Op 23 december 2025 heeft de voorzieningenrechter van de Rechtbank Noord-Nederland uitspraak gedaan in een zaak waarin verzoekster, een biologische melkveehouderij, een voorlopige voorziening vroeg tegen een last onder dwangsom die haar was opgelegd door het college van burgemeester en wethouders van de gemeente De Fryske Marren. De last was opgelegd in verband met nevenactiviteiten die verzoekster op haar agrarische bedrijf uitvoerde, welke volgens het college in strijd waren met de verleende omgevingsvergunning. Verzoekster had bezwaar gemaakt tegen de last en vroeg de voorzieningenrechter om schorsing van deze last, omdat zij van mening was dat de nevenactiviteiten ondergeschikt waren aan de agrarische bedrijfsvoering en geen grote verkeersaantrekkende werking hadden.

* _Verstrekte gegevens_:

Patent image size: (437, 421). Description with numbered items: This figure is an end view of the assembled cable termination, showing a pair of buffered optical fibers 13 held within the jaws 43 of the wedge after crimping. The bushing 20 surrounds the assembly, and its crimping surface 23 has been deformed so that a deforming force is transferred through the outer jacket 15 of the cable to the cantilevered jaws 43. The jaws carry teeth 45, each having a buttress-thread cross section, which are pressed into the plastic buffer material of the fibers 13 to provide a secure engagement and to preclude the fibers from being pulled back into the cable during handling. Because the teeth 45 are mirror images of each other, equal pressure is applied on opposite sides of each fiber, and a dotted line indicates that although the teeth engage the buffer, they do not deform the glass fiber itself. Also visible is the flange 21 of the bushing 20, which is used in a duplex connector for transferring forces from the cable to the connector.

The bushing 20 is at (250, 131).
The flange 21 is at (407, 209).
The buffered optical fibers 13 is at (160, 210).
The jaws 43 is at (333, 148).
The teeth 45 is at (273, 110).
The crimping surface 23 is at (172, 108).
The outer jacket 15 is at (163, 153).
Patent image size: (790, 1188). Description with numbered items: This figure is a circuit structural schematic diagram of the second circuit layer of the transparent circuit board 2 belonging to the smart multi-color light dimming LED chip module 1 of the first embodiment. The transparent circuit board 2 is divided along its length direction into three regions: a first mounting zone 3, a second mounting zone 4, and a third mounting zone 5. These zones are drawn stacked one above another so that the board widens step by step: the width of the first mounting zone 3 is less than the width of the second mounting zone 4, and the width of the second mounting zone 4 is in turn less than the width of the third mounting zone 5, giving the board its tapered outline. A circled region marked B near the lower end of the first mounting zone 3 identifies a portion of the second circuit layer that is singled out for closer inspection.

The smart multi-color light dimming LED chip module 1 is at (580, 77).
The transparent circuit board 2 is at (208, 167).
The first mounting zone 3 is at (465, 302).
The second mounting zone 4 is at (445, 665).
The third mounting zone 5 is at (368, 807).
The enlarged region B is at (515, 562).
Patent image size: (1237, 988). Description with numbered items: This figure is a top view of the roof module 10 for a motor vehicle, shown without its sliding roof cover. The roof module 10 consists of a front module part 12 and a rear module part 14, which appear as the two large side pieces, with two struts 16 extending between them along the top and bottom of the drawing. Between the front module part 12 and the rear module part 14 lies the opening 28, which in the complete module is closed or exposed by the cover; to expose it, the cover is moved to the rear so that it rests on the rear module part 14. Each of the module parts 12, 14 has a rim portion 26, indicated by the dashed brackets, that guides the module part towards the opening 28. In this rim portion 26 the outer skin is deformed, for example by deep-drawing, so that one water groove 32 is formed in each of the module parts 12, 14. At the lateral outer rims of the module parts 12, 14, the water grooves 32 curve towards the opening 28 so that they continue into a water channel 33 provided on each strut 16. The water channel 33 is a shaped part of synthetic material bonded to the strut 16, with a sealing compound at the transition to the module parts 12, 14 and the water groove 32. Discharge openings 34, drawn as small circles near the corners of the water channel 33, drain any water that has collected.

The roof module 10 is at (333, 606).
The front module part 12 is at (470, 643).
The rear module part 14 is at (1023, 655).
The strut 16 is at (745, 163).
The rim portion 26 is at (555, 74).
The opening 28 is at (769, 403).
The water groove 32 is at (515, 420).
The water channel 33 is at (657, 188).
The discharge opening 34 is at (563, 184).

* _Werkinstructies_:
Schrijf de tekst over de uitspraak in de dwangsomzaak van de melkveehouderij verder, aansluitend op de laatste zin ervan.

* _Resultaat opdracht_:
De voorzieningenrechter heeft het verzoek om een voorlopige voorziening afgewezen. Hij oordeelde dat de nevenactiviteiten niet in overeenstemming waren met de voorwaarden van de omgevingsvergunning en dat het college terecht had vastgesteld dat er sprake was van een overtreding. De voorzieningenrechter benadrukte dat de ruimtelijke onderbouwing, die deel uitmaakte van de vergunning, maatgevend was voor de toegestane activiteiten. Hij concludeerde dat handhavend optreden door het college niet onevenredig was en dat verzoekster niet had aangetoond dat de gevolgen van de handhaving voor haar bedrijf onredelijk zwaar zouden zijn.
De voorzieningenrechter wees erop dat verzoekster niet had aangetoond dat er concreet zicht op legalisatie van de overtredingen was en dat de belangen van verzoekster niet zwaarder wogen dan het algemeen belang van handhaving. De uitspraak bevestigt de noodzaak voor agrarische bedrijven om zich aan de voorwaarden van hun omgevingsvergunning te houden en dat handhaving van bestemmingsplannen en omgevingsvergunningen een zwaar gewicht heeft in de belangenafweging.